▸ Request: In the entries below, identify every line with the string "content" and copy it.

▸ Given information:
* start *

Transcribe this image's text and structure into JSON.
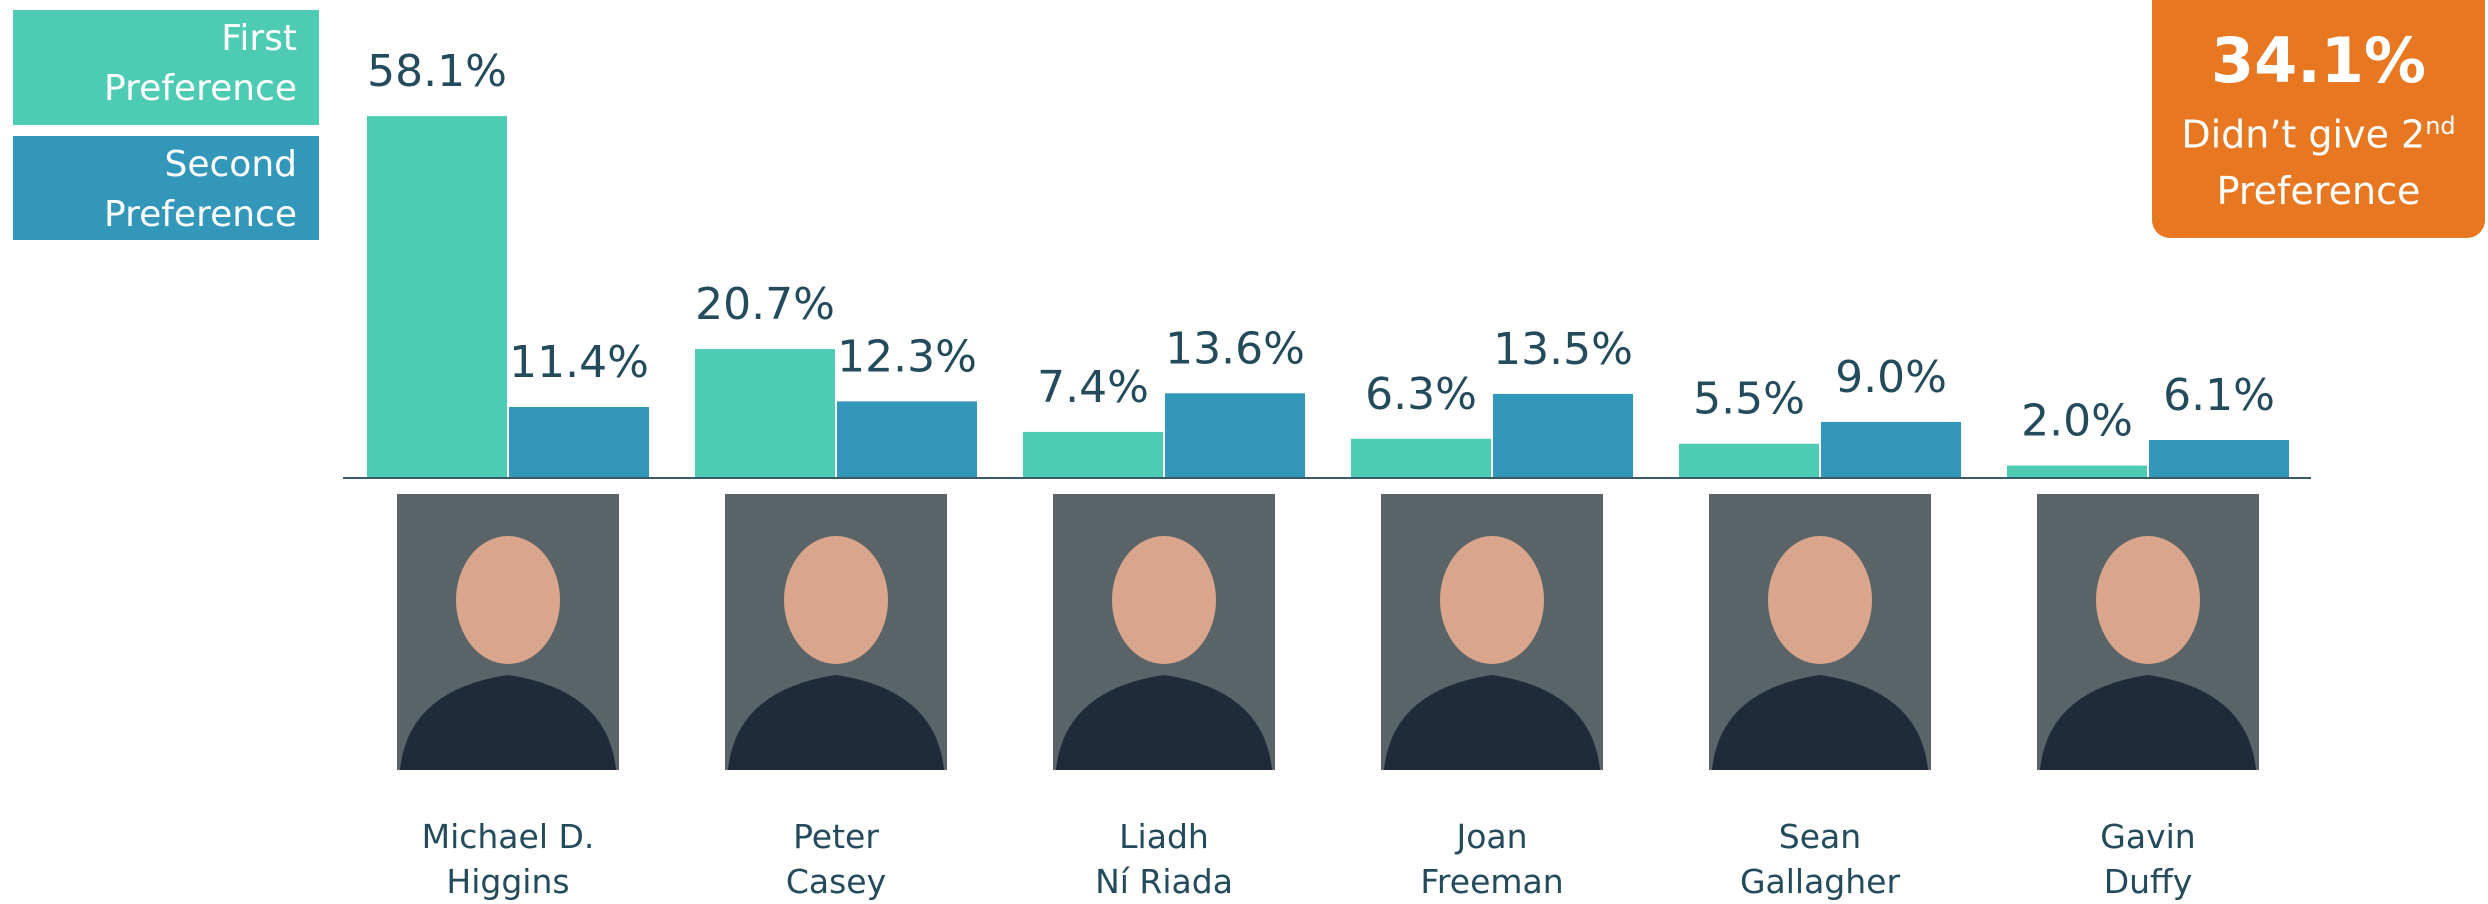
{
  "chart_data": {
    "type": "bar",
    "categories": [
      "Michael D.\nHiggins",
      "Peter\nCasey",
      "Liadh\nNí Riada",
      "Joan\nFreeman",
      "Sean\nGallagher",
      "Gavin\nDuffy"
    ],
    "series": [
      {
        "name": "First Preference",
        "color": "#4ecbb3",
        "values": [
          58.1,
          20.7,
          7.4,
          6.3,
          5.5,
          2.0
        ],
        "value_labels": [
          "58.1%",
          "20.7%",
          "7.4%",
          "6.3%",
          "5.5%",
          "2.0%"
        ]
      },
      {
        "name": "Second Preference",
        "color": "#3397b9",
        "values": [
          11.4,
          12.3,
          13.6,
          13.5,
          9.0,
          6.1
        ],
        "value_labels": [
          "11.4%",
          "12.3%",
          "13.6%",
          "13.5%",
          "9.0%",
          "6.1%"
        ]
      }
    ],
    "legend": "top-left",
    "annotation": {
      "headline": "34.1%",
      "text": "Didn’t give 2",
      "superscript": "nd",
      "text_end": "Preference",
      "color": "#e87722"
    }
  }
}
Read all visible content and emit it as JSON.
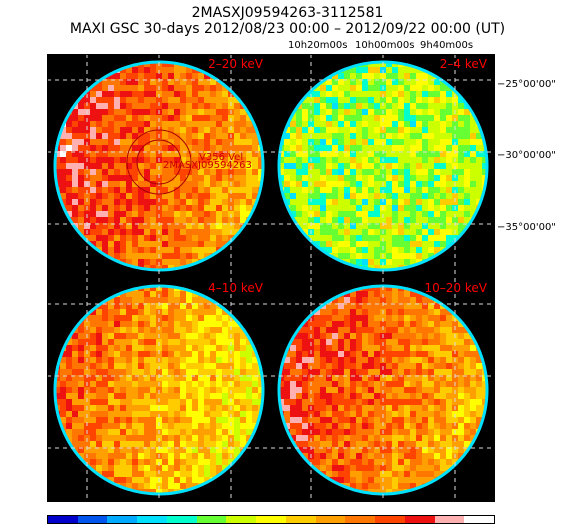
{
  "header": {
    "line1": "2MASXJ09594263-3112581",
    "line2": "MAXI GSC 30-days 2012/08/23 00:00 – 2012/09/22 00:00 (UT)"
  },
  "ra_labels": [
    "10h20m00s",
    "10h00m00s",
    "9h40m00s"
  ],
  "dec_labels": [
    "−25°00'00\"",
    "−30°00'00\"",
    "−35°00'00\""
  ],
  "panels": [
    {
      "label": "2–20 keV",
      "level": 0.72,
      "bright_side": "left"
    },
    {
      "label": "2–4 keV",
      "level": 0.42,
      "bright_side": "none"
    },
    {
      "label": "4–10 keV",
      "level": 0.62,
      "bright_side": "left"
    },
    {
      "label": "10–20 keV",
      "level": 0.7,
      "bright_side": "left"
    }
  ],
  "source_marker": {
    "label": "2MASXJ09594263",
    "secondary_label": "V356 Vel"
  },
  "colorbar": [
    "#0000cc",
    "#0055ee",
    "#00aaff",
    "#00e0ff",
    "#00ffcc",
    "#66ff33",
    "#ccff00",
    "#ffff00",
    "#ffcc00",
    "#ffa000",
    "#ff7700",
    "#ff4400",
    "#ee1111",
    "#ffb0b0",
    "#ffffff"
  ],
  "colors": {
    "grid": "#dddddd",
    "label": "#ff0000",
    "background": "#000000"
  }
}
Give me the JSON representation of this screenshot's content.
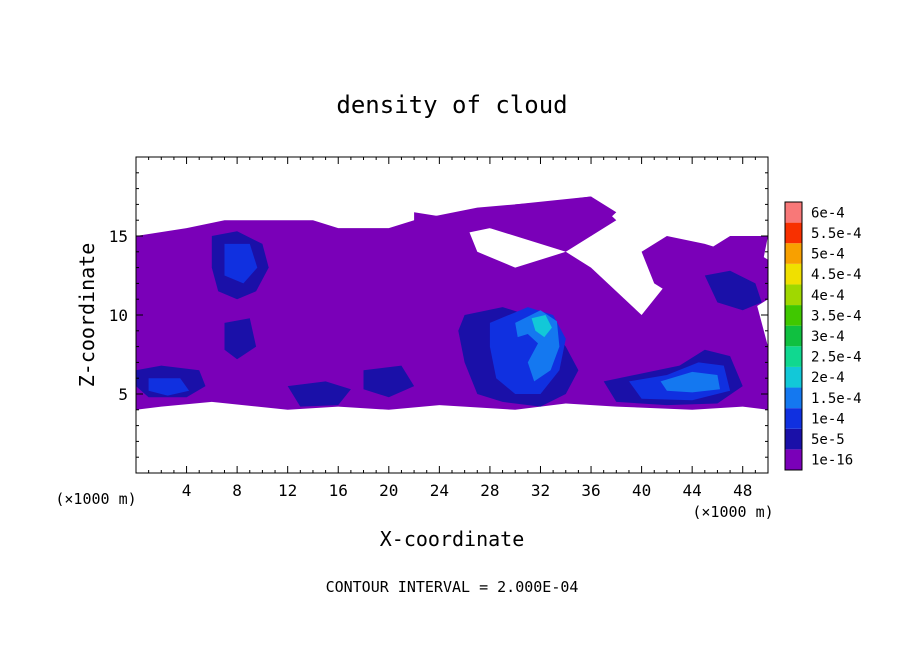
{
  "chart_data": {
    "type": "heatmap",
    "title": "density of cloud",
    "xlabel": "X-coordinate",
    "ylabel": "Z-coordinate",
    "x_unit_left": "(×1000 m)",
    "x_unit_right": "(×1000 m)",
    "xlim": [
      0,
      50
    ],
    "ylim": [
      0,
      20
    ],
    "x_ticks": [
      4,
      8,
      12,
      16,
      20,
      24,
      28,
      32,
      36,
      40,
      44,
      48
    ],
    "y_ticks": [
      5,
      10,
      15
    ],
    "footer": "CONTOUR INTERVAL = 2.000E-04",
    "colorbar": {
      "labels": [
        "1e-16",
        "5e-5",
        "1e-4",
        "1.5e-4",
        "2e-4",
        "2.5e-4",
        "3e-4",
        "3.5e-4",
        "4e-4",
        "4.5e-4",
        "5e-4",
        "5.5e-4",
        "6e-4"
      ],
      "colors": [
        "#7a00b8",
        "#1a10a8",
        "#1030e0",
        "#1478f0",
        "#12c8d8",
        "#10d890",
        "#10c040",
        "#40c800",
        "#a0d800",
        "#f0e000",
        "#f8a000",
        "#f83000",
        "#f87878"
      ]
    },
    "regions": [
      {
        "level": 0,
        "poly": [
          [
            0,
            4
          ],
          [
            2,
            4.2
          ],
          [
            6,
            4.5
          ],
          [
            12,
            4
          ],
          [
            16,
            4.2
          ],
          [
            20,
            4
          ],
          [
            24,
            4.3
          ],
          [
            30,
            4
          ],
          [
            34,
            4.4
          ],
          [
            38,
            4.2
          ],
          [
            44,
            4
          ],
          [
            48,
            4.2
          ],
          [
            50,
            4
          ],
          [
            50,
            8
          ],
          [
            49,
            11
          ],
          [
            50,
            15
          ],
          [
            47,
            15
          ],
          [
            45,
            14
          ],
          [
            42,
            12
          ],
          [
            40,
            10
          ],
          [
            36,
            13
          ],
          [
            34,
            14
          ],
          [
            30,
            13
          ],
          [
            27,
            14
          ],
          [
            26,
            16
          ],
          [
            30,
            17
          ],
          [
            36,
            17.5
          ],
          [
            38,
            16
          ],
          [
            34,
            14
          ],
          [
            26,
            16
          ],
          [
            22,
            16.5
          ],
          [
            22,
            16
          ],
          [
            20,
            15.5
          ],
          [
            16,
            15.5
          ],
          [
            14,
            16
          ],
          [
            11,
            16
          ],
          [
            7,
            16
          ],
          [
            4,
            15.5
          ],
          [
            0,
            15
          ],
          [
            0,
            11
          ],
          [
            0,
            4
          ]
        ]
      },
      {
        "level": 0,
        "poly": [
          [
            22,
            16
          ],
          [
            27,
            16.8
          ],
          [
            33,
            17.2
          ],
          [
            36,
            17.5
          ],
          [
            38,
            16.5
          ],
          [
            36,
            15
          ],
          [
            32,
            15
          ],
          [
            28,
            15.5
          ],
          [
            25,
            15
          ],
          [
            22,
            15.5
          ]
        ]
      },
      {
        "level": 0,
        "poly": [
          [
            40,
            14
          ],
          [
            42,
            15
          ],
          [
            45,
            14.5
          ],
          [
            47,
            14
          ],
          [
            49,
            14
          ],
          [
            50,
            13.5
          ],
          [
            50,
            11
          ],
          [
            48,
            10
          ],
          [
            45,
            10.5
          ],
          [
            43,
            11
          ],
          [
            41,
            12
          ]
        ]
      },
      {
        "level": 1,
        "poly": [
          [
            6,
            15
          ],
          [
            8,
            15.3
          ],
          [
            10,
            14.5
          ],
          [
            10.5,
            13
          ],
          [
            9.5,
            11.5
          ],
          [
            8,
            11
          ],
          [
            6.5,
            11.5
          ],
          [
            6,
            13
          ]
        ]
      },
      {
        "level": 1,
        "poly": [
          [
            0,
            6.5
          ],
          [
            2,
            6.8
          ],
          [
            5,
            6.5
          ],
          [
            5.5,
            5.5
          ],
          [
            4,
            4.8
          ],
          [
            1,
            4.8
          ],
          [
            0,
            5.5
          ]
        ]
      },
      {
        "level": 1,
        "poly": [
          [
            12,
            5.5
          ],
          [
            15,
            5.8
          ],
          [
            17,
            5.3
          ],
          [
            16,
            4.3
          ],
          [
            13,
            4.2
          ]
        ]
      },
      {
        "level": 1,
        "poly": [
          [
            7,
            9.5
          ],
          [
            9,
            9.8
          ],
          [
            9.5,
            8
          ],
          [
            8,
            7.2
          ],
          [
            7,
            7.8
          ]
        ]
      },
      {
        "level": 1,
        "poly": [
          [
            26,
            10
          ],
          [
            29,
            10.5
          ],
          [
            31,
            10
          ],
          [
            33,
            9
          ],
          [
            34,
            8
          ],
          [
            35,
            6.5
          ],
          [
            34,
            5
          ],
          [
            32,
            4.2
          ],
          [
            29,
            4.5
          ],
          [
            27,
            5
          ],
          [
            26,
            7
          ],
          [
            25.5,
            9
          ]
        ]
      },
      {
        "level": 1,
        "poly": [
          [
            37,
            5.8
          ],
          [
            40,
            6.3
          ],
          [
            43,
            6.8
          ],
          [
            45,
            7.8
          ],
          [
            47,
            7.4
          ],
          [
            48,
            5.5
          ],
          [
            46,
            4.4
          ],
          [
            42,
            4.3
          ],
          [
            38,
            4.5
          ]
        ]
      },
      {
        "level": 1,
        "poly": [
          [
            45,
            12.5
          ],
          [
            47,
            12.8
          ],
          [
            49,
            12
          ],
          [
            49.5,
            10.8
          ],
          [
            48,
            10.3
          ],
          [
            46,
            10.8
          ]
        ]
      },
      {
        "level": 1,
        "poly": [
          [
            18,
            6.5
          ],
          [
            21,
            6.8
          ],
          [
            22,
            5.5
          ],
          [
            20,
            4.8
          ],
          [
            18,
            5.3
          ]
        ]
      },
      {
        "level": 2,
        "poly": [
          [
            7,
            14.5
          ],
          [
            9,
            14.5
          ],
          [
            9.6,
            13
          ],
          [
            8.5,
            12
          ],
          [
            7,
            12.5
          ]
        ]
      },
      {
        "level": 2,
        "poly": [
          [
            1,
            6
          ],
          [
            3.5,
            6
          ],
          [
            4.2,
            5.2
          ],
          [
            2.5,
            4.9
          ],
          [
            1,
            5.2
          ]
        ]
      },
      {
        "level": 2,
        "poly": [
          [
            28,
            9.5
          ],
          [
            31,
            10.5
          ],
          [
            33,
            10
          ],
          [
            34,
            8.5
          ],
          [
            33.5,
            6.5
          ],
          [
            32,
            5
          ],
          [
            30,
            5
          ],
          [
            28.5,
            6
          ],
          [
            28,
            8
          ]
        ]
      },
      {
        "level": 2,
        "poly": [
          [
            39,
            5.8
          ],
          [
            42,
            6.2
          ],
          [
            44.5,
            7
          ],
          [
            46.5,
            6.8
          ],
          [
            47,
            5.2
          ],
          [
            44,
            4.6
          ],
          [
            40,
            4.7
          ]
        ]
      },
      {
        "level": 3,
        "poly": [
          [
            30,
            9.5
          ],
          [
            32,
            10.3
          ],
          [
            33.3,
            9.6
          ],
          [
            33.5,
            8
          ],
          [
            32.8,
            6.5
          ],
          [
            31.5,
            5.8
          ],
          [
            31,
            7
          ],
          [
            31.8,
            8.2
          ],
          [
            31,
            8.8
          ],
          [
            30.2,
            8.6
          ]
        ]
      },
      {
        "level": 3,
        "poly": [
          [
            41.5,
            5.8
          ],
          [
            44,
            6.4
          ],
          [
            46,
            6.2
          ],
          [
            46.2,
            5.3
          ],
          [
            44,
            5.1
          ],
          [
            42,
            5.2
          ]
        ]
      },
      {
        "level": 4,
        "poly": [
          [
            31.3,
            9.8
          ],
          [
            32.4,
            10
          ],
          [
            32.9,
            9.2
          ],
          [
            32.3,
            8.6
          ],
          [
            31.6,
            9
          ]
        ]
      }
    ]
  }
}
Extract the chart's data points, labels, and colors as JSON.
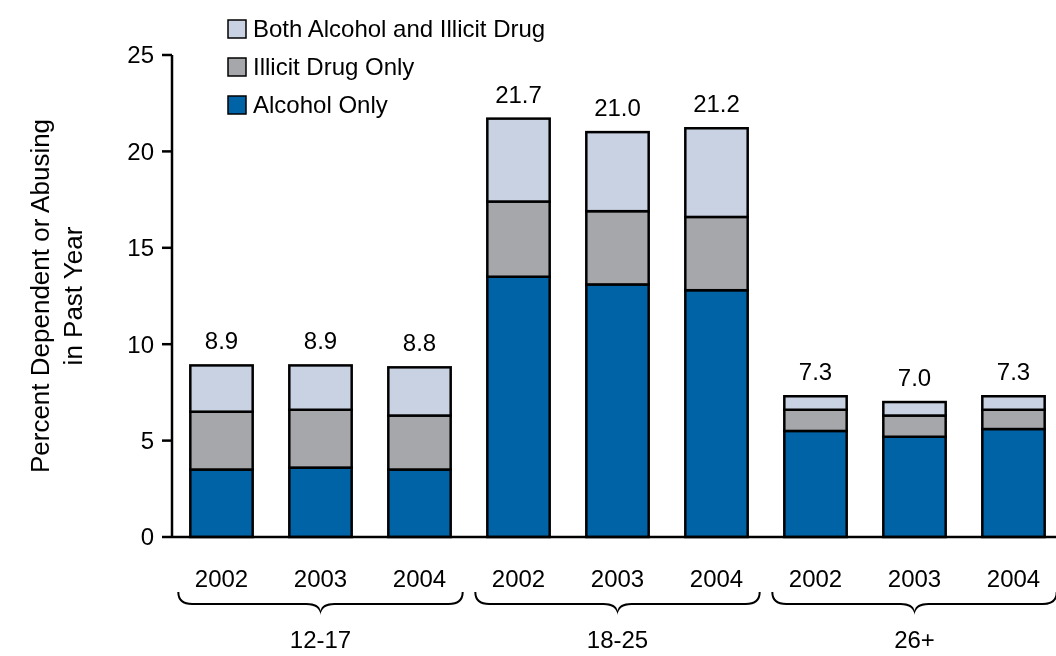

* end *

▸ Complete answer:
Read all visible content and emit it as JSON.
Give me the JSON representation of this screenshot's content.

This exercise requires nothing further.